Records from a data source:
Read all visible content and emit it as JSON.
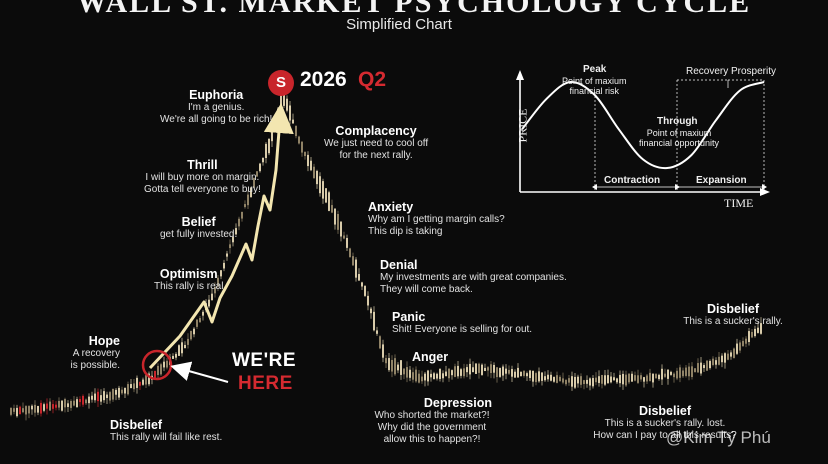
{
  "header": {
    "title": "WALL ST. MARKET PSYCHOLOGY CYCLE",
    "subtitle": "Simplified Chart"
  },
  "marker": {
    "badge": "S",
    "year": "2026",
    "quarter": "Q2",
    "here_line1": "WE'RE",
    "here_line2": "HERE"
  },
  "phases": [
    {
      "name": "Disbelief",
      "quote": "This rally will fail like rest."
    },
    {
      "name": "Hope",
      "quote": "A recovery\nis possible."
    },
    {
      "name": "Optimism",
      "quote": "This rally is real"
    },
    {
      "name": "Belief",
      "quote": "get fully invested."
    },
    {
      "name": "Thrill",
      "quote": "I will buy more on margin.\nGotta tell everyone to buy!"
    },
    {
      "name": "Euphoria",
      "quote": "I'm a genius.\nWe're all going to be rich!"
    },
    {
      "name": "Complacency",
      "quote": "We just need to cool off\nfor the next rally."
    },
    {
      "name": "Anxiety",
      "quote": "Why am I getting margin calls?\nThis dip is taking"
    },
    {
      "name": "Denial",
      "quote": "My investments are with great companies.\nThey will come back."
    },
    {
      "name": "Panic",
      "quote": "Shit! Everyone is selling for out."
    },
    {
      "name": "Anger",
      "quote": ""
    },
    {
      "name": "Depression",
      "quote": "Who shorted the market?!\nWhy did the government\nallow this to happen?!"
    },
    {
      "name": "Disbelief",
      "quote": "This is a sucker's rally. lost.\nHow can I pay to all this results?"
    },
    {
      "name": "Disbelief",
      "quote": "This is a sucker's rally."
    }
  ],
  "inset": {
    "y_axis": "PRICE",
    "x_axis": "TIME",
    "peak": "Peak",
    "peak_note": "Point of maxium\nfinancial risk",
    "trough": "Through",
    "trough_note": "Point of maxium\nfinancial opportunity",
    "recovery": "Recovery",
    "prosperity": "Prosperity",
    "contraction": "Contraction",
    "expansion": "Expansion"
  },
  "watermark": "@Kim Tý Phú",
  "colors": {
    "background": "#0b0b0b",
    "candle_up": "#d8cbaa",
    "candle_down": "#8f8266",
    "candle_red": "#c8252b",
    "arrow": "#f3e6b0",
    "accent_red": "#d52a30"
  },
  "chart_data": {
    "type": "line",
    "y_axis_labeled": false,
    "x_axis_labeled": false,
    "grid": false,
    "x": [
      0,
      1,
      2,
      3,
      4,
      5,
      6,
      7,
      8,
      9,
      10,
      11,
      12,
      13,
      14,
      15,
      16,
      17,
      18,
      19,
      20
    ],
    "series": [
      {
        "values": [
          5,
          7,
          10,
          15,
          25,
          40,
          60,
          75,
          85,
          100,
          85,
          60,
          40,
          20,
          15,
          18,
          14,
          15,
          17,
          22,
          30
        ]
      }
    ],
    "inset_series": {
      "type": "line",
      "x": [
        0,
        1,
        2,
        3,
        4,
        5,
        6,
        7,
        8,
        9,
        10
      ],
      "values": [
        0.45,
        0.8,
        1.0,
        0.85,
        0.45,
        0.1,
        0.0,
        0.15,
        0.55,
        0.9,
        1.0
      ]
    }
  }
}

__Exercise goal__: Go through the records. Copy each line where "false" appears.

__Response for this exercise__:
    "y_axis_labeled": false,
    "x_axis_labeled": false,
    "grid": false,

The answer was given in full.